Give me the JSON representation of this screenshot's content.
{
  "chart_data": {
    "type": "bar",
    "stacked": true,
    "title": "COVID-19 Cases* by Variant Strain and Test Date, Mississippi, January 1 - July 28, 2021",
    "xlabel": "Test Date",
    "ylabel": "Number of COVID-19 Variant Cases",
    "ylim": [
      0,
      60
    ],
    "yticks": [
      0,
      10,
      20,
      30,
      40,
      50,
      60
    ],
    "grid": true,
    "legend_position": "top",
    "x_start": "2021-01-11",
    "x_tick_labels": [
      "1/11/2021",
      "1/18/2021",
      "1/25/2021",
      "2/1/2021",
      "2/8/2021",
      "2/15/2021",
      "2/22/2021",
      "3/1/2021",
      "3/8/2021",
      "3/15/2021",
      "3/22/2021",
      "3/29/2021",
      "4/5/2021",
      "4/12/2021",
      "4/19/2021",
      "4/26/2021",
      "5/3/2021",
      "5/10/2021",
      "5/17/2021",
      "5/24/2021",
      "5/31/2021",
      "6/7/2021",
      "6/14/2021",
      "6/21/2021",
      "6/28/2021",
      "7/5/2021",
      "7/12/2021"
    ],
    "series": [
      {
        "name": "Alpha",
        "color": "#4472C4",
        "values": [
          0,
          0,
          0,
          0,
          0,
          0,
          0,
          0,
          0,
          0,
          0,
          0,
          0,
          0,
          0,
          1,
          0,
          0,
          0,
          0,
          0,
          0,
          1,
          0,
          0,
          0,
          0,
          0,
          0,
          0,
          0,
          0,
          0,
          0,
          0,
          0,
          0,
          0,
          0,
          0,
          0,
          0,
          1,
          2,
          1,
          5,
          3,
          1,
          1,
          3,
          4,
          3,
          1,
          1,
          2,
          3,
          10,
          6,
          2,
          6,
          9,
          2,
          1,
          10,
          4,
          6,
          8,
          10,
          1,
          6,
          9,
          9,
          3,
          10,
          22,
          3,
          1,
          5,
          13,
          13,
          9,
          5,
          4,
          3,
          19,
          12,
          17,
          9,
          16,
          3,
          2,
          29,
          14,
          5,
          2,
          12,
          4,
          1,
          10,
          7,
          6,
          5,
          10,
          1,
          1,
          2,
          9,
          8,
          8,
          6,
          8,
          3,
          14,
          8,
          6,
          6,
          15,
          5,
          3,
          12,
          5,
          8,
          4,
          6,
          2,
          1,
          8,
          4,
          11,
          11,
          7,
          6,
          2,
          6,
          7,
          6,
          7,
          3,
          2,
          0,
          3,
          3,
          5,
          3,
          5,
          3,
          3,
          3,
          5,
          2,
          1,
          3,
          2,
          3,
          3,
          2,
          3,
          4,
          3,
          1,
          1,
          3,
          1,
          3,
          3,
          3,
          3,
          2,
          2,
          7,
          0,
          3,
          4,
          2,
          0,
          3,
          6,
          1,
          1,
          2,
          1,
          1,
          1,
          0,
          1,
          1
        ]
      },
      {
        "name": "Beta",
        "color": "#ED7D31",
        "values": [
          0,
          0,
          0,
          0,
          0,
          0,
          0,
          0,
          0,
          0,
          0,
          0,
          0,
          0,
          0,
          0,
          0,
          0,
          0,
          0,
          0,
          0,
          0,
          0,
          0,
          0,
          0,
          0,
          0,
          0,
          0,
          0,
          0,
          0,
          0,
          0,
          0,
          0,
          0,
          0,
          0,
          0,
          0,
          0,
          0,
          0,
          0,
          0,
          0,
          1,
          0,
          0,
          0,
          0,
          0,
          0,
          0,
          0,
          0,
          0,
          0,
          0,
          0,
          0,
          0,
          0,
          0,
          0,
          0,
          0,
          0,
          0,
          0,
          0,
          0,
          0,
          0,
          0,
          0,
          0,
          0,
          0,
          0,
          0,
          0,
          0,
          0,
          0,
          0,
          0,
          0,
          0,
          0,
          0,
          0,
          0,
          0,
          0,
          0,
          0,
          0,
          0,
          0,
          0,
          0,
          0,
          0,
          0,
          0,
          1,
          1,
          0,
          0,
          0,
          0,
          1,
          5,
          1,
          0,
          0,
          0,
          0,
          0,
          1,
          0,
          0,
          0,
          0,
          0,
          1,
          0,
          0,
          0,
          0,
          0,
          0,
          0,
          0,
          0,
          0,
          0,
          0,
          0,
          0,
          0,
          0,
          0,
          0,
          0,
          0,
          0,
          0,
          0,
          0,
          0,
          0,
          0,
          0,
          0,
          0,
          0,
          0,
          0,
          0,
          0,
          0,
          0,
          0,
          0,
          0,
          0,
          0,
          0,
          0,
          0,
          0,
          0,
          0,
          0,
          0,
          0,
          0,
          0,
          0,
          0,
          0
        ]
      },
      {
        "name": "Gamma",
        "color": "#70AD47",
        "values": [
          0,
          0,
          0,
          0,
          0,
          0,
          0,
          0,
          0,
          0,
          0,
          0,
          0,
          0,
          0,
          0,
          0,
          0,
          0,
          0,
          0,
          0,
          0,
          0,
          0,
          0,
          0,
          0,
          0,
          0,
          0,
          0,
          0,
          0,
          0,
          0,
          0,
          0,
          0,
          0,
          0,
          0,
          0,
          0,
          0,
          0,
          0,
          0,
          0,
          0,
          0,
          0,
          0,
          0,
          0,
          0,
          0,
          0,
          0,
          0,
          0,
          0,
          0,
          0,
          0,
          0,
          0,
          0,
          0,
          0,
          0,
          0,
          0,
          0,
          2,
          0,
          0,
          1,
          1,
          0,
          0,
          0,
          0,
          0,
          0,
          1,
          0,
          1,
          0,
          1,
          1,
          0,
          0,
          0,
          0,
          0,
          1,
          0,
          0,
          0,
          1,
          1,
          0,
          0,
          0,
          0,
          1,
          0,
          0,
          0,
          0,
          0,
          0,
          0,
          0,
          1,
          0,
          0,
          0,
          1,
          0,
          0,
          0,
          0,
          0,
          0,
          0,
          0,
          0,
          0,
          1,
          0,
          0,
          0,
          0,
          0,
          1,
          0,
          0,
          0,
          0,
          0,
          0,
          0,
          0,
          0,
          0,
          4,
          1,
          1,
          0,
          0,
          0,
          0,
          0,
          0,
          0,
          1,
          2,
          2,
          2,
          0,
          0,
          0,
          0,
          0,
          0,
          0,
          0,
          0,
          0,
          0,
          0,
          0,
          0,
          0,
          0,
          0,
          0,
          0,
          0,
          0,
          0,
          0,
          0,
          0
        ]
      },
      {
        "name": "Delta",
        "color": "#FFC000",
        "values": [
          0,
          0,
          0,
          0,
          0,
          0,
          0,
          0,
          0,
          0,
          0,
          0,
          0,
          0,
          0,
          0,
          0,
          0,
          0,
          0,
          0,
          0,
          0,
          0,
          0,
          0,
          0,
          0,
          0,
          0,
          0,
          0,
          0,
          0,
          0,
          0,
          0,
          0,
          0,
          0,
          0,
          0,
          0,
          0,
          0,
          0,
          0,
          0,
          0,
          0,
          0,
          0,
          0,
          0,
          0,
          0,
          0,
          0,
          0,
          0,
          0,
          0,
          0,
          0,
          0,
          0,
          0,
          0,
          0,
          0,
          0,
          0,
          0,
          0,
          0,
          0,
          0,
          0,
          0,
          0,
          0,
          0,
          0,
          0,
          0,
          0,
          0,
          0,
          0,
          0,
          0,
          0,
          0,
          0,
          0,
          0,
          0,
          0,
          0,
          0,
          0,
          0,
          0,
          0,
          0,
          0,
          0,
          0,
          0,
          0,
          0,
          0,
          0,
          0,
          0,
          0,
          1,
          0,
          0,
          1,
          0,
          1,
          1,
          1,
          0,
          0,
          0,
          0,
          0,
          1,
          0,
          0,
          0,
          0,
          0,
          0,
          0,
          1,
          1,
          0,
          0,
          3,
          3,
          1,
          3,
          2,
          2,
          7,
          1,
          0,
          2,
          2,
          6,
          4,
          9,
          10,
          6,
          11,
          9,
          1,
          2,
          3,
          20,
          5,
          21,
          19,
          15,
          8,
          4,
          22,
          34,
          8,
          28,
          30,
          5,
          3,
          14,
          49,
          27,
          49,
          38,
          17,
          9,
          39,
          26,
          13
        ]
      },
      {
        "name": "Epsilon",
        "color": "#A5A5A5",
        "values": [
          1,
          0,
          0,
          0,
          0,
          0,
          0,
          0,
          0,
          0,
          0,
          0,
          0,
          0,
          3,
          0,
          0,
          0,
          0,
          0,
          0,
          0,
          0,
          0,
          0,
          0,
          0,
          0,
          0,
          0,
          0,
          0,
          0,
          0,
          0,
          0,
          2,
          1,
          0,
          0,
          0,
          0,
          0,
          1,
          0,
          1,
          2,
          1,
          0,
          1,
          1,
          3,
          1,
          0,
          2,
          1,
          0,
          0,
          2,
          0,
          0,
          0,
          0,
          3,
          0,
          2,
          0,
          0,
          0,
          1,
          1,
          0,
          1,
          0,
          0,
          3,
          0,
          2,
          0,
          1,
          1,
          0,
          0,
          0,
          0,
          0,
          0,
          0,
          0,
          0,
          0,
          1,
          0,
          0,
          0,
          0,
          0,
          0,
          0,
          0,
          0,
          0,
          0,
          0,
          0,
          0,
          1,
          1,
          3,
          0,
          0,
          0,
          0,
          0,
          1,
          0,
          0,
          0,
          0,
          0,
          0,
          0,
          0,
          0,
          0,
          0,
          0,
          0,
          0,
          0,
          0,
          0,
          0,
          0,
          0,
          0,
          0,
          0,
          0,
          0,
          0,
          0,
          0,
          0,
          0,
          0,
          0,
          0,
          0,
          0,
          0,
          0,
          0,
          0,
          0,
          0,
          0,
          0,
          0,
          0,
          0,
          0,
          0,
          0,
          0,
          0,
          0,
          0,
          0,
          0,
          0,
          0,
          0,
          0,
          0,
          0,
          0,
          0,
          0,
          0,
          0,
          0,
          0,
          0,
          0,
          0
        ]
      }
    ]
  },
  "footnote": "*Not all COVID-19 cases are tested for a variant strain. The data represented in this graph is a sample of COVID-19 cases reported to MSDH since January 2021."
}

Exercise description :: Show, from the material above, each line that includes the string "January".

Correct output ::
    "title": "COVID-19 Cases* by Variant Strain and Test Date, Mississippi, January 1 - July 28, 2021",
  "footnote": "*Not all COVID-19 cases are tested for a variant strain. The data represented in this graph is a sample of COVID-19 cases reported to MSDH since January 2021."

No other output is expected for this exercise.